§ **Job**
Below are some entries. Copy each line that holds the string "dezembro".

§ **Records from a data source**

╭──

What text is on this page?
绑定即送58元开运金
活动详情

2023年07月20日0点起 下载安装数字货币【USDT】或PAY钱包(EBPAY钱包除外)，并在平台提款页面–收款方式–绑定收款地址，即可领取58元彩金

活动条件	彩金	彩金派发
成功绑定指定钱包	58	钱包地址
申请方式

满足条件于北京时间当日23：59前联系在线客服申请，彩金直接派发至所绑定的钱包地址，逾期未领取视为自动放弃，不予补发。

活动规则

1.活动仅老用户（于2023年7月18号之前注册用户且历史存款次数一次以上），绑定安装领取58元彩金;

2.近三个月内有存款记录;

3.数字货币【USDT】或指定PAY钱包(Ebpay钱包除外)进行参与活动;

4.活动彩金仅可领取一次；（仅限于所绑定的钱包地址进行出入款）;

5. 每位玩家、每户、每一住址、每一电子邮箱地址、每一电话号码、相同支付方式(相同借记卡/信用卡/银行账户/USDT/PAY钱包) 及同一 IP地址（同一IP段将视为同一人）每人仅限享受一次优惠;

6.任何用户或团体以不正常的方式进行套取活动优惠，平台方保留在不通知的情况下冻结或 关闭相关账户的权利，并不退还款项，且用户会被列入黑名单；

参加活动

╰──
╭──

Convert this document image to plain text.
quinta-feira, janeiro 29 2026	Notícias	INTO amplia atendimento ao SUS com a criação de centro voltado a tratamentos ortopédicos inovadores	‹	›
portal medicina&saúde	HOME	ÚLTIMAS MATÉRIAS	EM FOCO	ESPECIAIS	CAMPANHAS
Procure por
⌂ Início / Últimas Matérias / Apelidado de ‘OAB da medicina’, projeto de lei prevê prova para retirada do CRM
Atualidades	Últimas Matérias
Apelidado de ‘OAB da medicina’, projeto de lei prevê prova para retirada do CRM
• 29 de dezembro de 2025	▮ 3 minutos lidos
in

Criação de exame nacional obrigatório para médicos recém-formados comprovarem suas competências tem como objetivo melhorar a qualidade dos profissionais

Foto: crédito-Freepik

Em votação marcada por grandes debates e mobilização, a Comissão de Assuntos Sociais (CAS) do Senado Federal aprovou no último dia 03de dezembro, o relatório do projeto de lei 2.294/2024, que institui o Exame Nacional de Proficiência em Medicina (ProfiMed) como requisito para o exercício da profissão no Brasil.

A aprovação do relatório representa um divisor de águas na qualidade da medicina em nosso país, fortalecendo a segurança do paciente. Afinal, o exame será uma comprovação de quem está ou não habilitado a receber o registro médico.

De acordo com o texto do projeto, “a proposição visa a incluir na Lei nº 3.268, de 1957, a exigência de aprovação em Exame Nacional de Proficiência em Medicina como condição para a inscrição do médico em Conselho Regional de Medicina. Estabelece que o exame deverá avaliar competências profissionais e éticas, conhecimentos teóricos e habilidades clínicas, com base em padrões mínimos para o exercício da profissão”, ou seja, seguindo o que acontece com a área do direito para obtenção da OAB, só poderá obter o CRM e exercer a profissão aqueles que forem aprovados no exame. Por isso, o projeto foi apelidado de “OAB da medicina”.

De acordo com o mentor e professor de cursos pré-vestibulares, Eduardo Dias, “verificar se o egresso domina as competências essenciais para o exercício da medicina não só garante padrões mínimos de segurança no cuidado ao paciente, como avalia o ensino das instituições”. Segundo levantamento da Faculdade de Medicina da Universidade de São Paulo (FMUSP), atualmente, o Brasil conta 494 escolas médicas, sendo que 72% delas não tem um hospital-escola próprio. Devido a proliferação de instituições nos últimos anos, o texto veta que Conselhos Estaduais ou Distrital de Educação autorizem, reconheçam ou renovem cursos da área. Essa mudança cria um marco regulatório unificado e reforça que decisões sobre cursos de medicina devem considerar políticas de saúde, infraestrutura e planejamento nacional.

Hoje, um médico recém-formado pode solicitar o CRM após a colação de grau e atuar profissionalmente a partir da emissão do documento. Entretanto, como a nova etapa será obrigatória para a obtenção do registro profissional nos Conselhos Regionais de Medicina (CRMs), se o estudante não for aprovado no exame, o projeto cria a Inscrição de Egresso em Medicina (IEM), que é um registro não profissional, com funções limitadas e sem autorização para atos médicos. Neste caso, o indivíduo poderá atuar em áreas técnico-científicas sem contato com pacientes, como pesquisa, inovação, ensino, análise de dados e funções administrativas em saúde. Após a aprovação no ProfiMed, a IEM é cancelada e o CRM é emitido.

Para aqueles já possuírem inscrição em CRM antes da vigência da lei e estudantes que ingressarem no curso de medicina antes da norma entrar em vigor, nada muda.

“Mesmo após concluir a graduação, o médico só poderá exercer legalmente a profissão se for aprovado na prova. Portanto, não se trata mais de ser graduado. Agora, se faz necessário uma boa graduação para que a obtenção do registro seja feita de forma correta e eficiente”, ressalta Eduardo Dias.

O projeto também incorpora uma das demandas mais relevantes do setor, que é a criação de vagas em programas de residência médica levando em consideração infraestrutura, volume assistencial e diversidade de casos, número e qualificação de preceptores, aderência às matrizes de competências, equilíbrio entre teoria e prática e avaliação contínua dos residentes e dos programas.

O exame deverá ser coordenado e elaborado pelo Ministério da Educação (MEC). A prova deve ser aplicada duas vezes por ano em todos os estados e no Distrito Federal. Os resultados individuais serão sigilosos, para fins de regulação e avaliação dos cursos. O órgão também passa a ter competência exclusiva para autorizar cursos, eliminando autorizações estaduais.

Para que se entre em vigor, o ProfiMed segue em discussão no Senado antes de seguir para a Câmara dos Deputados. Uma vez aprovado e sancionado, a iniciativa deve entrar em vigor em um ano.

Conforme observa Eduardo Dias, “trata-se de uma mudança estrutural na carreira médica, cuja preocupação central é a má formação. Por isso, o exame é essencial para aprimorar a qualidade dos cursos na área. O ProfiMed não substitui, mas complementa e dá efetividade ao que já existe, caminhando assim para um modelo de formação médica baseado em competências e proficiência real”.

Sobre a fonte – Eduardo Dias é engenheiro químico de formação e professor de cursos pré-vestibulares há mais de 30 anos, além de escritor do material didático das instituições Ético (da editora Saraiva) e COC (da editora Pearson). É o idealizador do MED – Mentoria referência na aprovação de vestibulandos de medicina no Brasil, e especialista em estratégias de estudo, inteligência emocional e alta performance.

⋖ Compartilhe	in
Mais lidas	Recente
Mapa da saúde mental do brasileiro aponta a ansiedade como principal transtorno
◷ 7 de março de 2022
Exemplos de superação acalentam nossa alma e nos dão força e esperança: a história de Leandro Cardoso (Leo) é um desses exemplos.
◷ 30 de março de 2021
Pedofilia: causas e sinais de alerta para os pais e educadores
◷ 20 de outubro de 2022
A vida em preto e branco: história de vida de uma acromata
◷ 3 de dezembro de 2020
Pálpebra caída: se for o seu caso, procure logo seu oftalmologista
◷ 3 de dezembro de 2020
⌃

╰──

§ **Exercise solution**
• 29 de dezembro de 2025	▮ 3 minutos lidos
Em votação marcada por grandes debates e mobilização, a Comissão de Assuntos Sociais (CAS) do Senado Federal aprovou no último dia 03de dezembro, o relatório do projeto de lei 2.294/2024, que institui o Exame Nacional de Proficiência em Medicina (ProfiMed) como requisito para o exercício da profissão no Brasil.
◷ 3 de dezembro de 2020
◷ 3 de dezembro de 2020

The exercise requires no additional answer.